◆ **PAGE EXTRACT**

============================================================

# Complex Superpositions¶

## Superpositions with More than 2 Terms¶

We've covered a lot so far - we've gone through qubits, superpositions, the Bloch Sphere, single-qubit gates, registers, multi-qubit gates, entanglement… but I've purposefully kept things (relatively) simple until now. All of the superpositions we've looked at only have two states in them. For example, in Exercise 3 you saw the four Bell States, which only have two terms in their superpositions:

\begin{aligned} \ket{\Phi^+} = \frac{1}{\sqrt{2}} \ket{00} + \frac{1}{\sqrt{2}} \ket{11} \\~\\ \ket{\Phi^-} = \frac{1}{\sqrt{2}} \ket{00} - \frac{1}{\sqrt{2}} \ket{11} \\~\\ \ket{\Psi^+} = \frac{1}{\sqrt{2}} \ket{01} + \frac{1}{\sqrt{2}} \ket{10} \\~\\ \ket{\Psi^-} = \frac{1}{\sqrt{2}} \ket{01} - \frac{1}{\sqrt{2}} \ket{10} \end{aligned}

Real quantum algorithms don't usually have this restriction. Now that you know how registers and multi-qubit gates work, it's time we take off the training wheels and talk about superpositions with more than 2 terms.

============================================================

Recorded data
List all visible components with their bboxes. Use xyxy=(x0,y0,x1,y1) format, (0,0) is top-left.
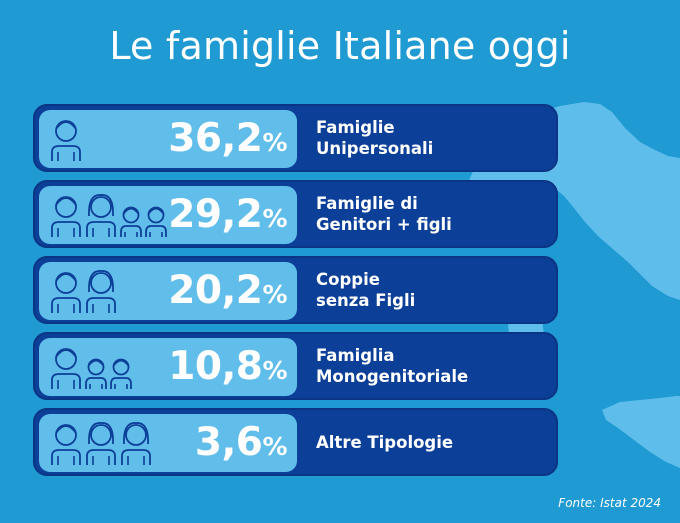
value-number: 20,2 xyxy=(168,268,263,313)
category-label: Famiglie di Genitori + figli xyxy=(316,194,452,234)
value-label: 36,2% xyxy=(168,115,287,163)
family-icons xyxy=(49,345,133,389)
adult-icon xyxy=(49,117,83,161)
value-number: 29,2 xyxy=(168,192,263,237)
value-number: 3,6 xyxy=(194,420,263,465)
value-unit: % xyxy=(262,432,287,461)
adult-icon xyxy=(49,193,83,237)
value-label: 29,2% xyxy=(168,191,287,239)
value-unit: % xyxy=(262,204,287,233)
value-unit: % xyxy=(262,280,287,309)
family-icons xyxy=(49,193,168,237)
value-pill: 20,2% xyxy=(39,262,297,320)
adult-female-icon xyxy=(84,193,118,237)
value-number: 36,2 xyxy=(168,116,263,161)
category-label: Famiglia Monogenitoriale xyxy=(316,346,469,386)
category-label: Coppie senza Figli xyxy=(316,270,416,310)
source-note: Fonte: Istat 2024 xyxy=(558,496,661,510)
child-icon xyxy=(109,345,133,389)
page-title: Le famiglie Italiane oggi xyxy=(109,24,571,68)
family-icons xyxy=(49,421,153,465)
family-icons xyxy=(49,117,83,161)
adult-icon xyxy=(49,421,83,465)
value-number: 10,8 xyxy=(168,344,263,389)
value-unit: % xyxy=(262,128,287,157)
value-unit: % xyxy=(262,356,287,385)
adult-icon xyxy=(49,269,83,313)
value-pill: 36,2% xyxy=(39,110,297,168)
child-icon xyxy=(144,193,168,237)
adult-icon xyxy=(49,345,83,389)
value-label: 10,8% xyxy=(168,343,287,391)
chart-row: 29,2% Famiglie di Genitori + figli xyxy=(33,180,558,248)
value-label: 3,6% xyxy=(194,419,288,467)
value-pill: 10,8% xyxy=(39,338,297,396)
value-label: 20,2% xyxy=(168,267,287,315)
value-pill: 3,6% xyxy=(39,414,297,472)
adult-female-icon xyxy=(84,269,118,313)
family-icons xyxy=(49,269,118,313)
chart-row: 10,8% Famiglia Monogenitoriale xyxy=(33,332,558,400)
category-label: Famiglie Unipersonali xyxy=(316,118,434,158)
category-label: Altre Tipologie xyxy=(316,432,454,452)
child-icon xyxy=(84,345,108,389)
chart-row: 20,2% Coppie senza Figli xyxy=(33,256,558,324)
chart-row: 3,6% Altre Tipologie xyxy=(33,408,558,476)
adult-female-icon xyxy=(84,421,118,465)
chart-row: 36,2% Famiglie Unipersonali xyxy=(33,104,558,172)
value-pill: 29,2% xyxy=(39,186,297,244)
adult-female-icon xyxy=(119,421,153,465)
child-icon xyxy=(119,193,143,237)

============================================================

◆ **EXERCISE AIM**
According to the page on complex superpositions, in which exercise were the four Bell States shown? Please answer briefly.

◆ **THE COMPLETED TASK**
Exercise 3.